§ **The exercise**: Exactly as written, print each record in the listing.

— BEGIN Available records —

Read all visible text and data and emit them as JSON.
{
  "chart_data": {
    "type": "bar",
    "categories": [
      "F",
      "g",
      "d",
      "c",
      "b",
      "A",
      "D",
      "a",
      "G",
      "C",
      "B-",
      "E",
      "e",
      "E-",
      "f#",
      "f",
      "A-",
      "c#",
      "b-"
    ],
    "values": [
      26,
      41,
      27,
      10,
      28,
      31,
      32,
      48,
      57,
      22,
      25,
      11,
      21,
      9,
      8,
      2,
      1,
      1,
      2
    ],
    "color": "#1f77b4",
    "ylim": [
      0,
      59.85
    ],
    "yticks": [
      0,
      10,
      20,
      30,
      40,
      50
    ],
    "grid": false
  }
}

— END Available records —

§ **Final result**:
Read all visible text and data and emit them as JSON.
{
  "chart_data": {
    "type": "bar",
    "categories": [
      "F",
      "g",
      "d",
      "c",
      "b",
      "A",
      "D",
      "a",
      "G",
      "C",
      "B-",
      "E",
      "e",
      "E-",
      "f#",
      "f",
      "A-",
      "c#",
      "b-"
    ],
    "values": [
      26,
      41,
      27,
      10,
      28,
      31,
      32,
      48,
      57,
      22,
      25,
      11,
      21,
      9,
      8,
      2,
      1,
      1,
      2
    ],
    "color": "#1f77b4",
    "ylim": [
      0,
      59.85
    ],
    "yticks": [
      0,
      10,
      20,
      30,
      40,
      50
    ],
    "grid": false
  }
}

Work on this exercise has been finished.